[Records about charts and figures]

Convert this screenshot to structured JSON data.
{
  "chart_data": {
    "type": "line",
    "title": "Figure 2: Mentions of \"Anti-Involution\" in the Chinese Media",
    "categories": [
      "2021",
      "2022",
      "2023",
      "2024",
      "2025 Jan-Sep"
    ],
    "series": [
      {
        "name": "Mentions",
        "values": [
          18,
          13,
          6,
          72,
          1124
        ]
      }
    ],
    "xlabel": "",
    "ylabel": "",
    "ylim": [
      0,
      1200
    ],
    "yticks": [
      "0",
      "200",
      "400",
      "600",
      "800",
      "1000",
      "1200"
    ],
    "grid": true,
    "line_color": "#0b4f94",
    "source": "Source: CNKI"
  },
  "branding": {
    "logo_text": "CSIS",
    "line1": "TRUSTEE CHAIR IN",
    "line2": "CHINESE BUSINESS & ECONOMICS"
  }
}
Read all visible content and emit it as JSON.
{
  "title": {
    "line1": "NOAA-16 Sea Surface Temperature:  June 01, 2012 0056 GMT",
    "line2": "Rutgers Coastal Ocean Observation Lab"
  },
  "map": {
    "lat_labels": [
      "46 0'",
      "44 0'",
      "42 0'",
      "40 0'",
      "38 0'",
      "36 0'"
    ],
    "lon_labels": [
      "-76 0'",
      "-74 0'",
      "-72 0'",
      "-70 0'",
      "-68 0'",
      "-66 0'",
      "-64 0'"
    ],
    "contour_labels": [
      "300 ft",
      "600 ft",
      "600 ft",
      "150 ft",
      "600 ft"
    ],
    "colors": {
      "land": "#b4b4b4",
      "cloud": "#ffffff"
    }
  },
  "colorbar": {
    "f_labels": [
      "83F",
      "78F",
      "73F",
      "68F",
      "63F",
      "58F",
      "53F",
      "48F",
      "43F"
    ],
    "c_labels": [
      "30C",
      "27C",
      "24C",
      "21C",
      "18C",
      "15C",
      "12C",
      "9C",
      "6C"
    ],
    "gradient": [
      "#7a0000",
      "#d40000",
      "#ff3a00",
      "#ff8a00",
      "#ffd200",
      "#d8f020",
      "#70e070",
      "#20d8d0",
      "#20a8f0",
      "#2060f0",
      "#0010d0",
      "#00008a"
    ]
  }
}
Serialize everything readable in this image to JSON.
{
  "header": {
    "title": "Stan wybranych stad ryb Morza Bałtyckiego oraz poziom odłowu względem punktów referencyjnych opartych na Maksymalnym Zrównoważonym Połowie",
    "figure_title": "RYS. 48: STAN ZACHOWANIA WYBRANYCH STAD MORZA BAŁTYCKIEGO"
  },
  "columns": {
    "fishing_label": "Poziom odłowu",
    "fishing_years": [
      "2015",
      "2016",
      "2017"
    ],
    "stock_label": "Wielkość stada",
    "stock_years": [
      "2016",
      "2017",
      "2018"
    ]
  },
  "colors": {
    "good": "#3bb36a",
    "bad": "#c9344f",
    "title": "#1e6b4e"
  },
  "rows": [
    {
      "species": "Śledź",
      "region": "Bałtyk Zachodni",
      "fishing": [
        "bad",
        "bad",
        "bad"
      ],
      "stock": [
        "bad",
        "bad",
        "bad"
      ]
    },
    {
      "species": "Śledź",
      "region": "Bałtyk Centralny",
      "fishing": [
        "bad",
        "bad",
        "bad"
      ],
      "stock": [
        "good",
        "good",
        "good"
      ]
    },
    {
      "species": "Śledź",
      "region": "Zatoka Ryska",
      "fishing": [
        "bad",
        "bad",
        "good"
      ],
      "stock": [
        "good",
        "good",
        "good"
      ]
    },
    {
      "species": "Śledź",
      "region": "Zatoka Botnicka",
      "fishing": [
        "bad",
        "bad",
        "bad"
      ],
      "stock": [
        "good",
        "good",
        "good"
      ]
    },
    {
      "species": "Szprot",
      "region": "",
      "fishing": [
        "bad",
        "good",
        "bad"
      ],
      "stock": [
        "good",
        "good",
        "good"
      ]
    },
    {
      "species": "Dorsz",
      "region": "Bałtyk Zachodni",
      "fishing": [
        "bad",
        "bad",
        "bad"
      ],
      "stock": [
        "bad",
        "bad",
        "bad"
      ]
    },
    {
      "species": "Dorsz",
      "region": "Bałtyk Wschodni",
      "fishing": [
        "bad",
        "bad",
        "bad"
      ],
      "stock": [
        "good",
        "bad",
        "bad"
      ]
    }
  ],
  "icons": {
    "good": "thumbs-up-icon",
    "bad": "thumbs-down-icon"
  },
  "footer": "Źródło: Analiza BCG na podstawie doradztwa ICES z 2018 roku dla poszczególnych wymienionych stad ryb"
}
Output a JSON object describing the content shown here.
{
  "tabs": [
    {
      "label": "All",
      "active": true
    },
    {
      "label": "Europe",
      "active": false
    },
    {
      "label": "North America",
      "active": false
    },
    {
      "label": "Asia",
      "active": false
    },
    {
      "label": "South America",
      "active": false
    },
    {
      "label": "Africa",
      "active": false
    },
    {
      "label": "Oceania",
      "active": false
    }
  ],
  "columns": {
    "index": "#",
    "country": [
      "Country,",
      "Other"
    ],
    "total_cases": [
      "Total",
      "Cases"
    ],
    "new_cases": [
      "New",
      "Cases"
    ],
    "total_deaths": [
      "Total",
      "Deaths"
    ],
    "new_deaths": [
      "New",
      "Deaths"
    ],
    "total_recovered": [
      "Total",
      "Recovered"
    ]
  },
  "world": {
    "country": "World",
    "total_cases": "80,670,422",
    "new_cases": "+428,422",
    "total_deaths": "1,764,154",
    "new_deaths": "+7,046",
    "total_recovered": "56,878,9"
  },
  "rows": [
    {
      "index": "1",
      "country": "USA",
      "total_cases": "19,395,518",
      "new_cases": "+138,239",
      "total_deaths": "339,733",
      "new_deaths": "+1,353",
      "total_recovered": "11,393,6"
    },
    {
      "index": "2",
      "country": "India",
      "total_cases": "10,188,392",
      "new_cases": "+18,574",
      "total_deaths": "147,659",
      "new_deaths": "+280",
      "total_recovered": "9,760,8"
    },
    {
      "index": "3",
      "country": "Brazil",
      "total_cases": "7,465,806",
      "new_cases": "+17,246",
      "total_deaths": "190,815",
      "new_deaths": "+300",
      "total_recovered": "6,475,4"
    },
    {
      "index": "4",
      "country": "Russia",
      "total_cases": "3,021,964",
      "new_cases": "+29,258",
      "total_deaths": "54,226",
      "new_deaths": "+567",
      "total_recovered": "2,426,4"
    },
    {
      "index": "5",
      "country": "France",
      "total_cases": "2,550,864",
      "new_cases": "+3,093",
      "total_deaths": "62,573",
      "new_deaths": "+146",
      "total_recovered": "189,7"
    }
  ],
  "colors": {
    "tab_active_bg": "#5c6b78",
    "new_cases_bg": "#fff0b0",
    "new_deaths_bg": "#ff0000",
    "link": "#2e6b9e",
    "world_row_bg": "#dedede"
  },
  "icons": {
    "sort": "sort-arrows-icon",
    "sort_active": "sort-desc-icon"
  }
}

◆ **THE REQUEST**: Scan the material for lines with the word "sort", and copy each line you find.

◆ **CORRECT RESULT**:
    "sort": "sort-arrows-icon",
    "sort_active": "sort-desc-icon"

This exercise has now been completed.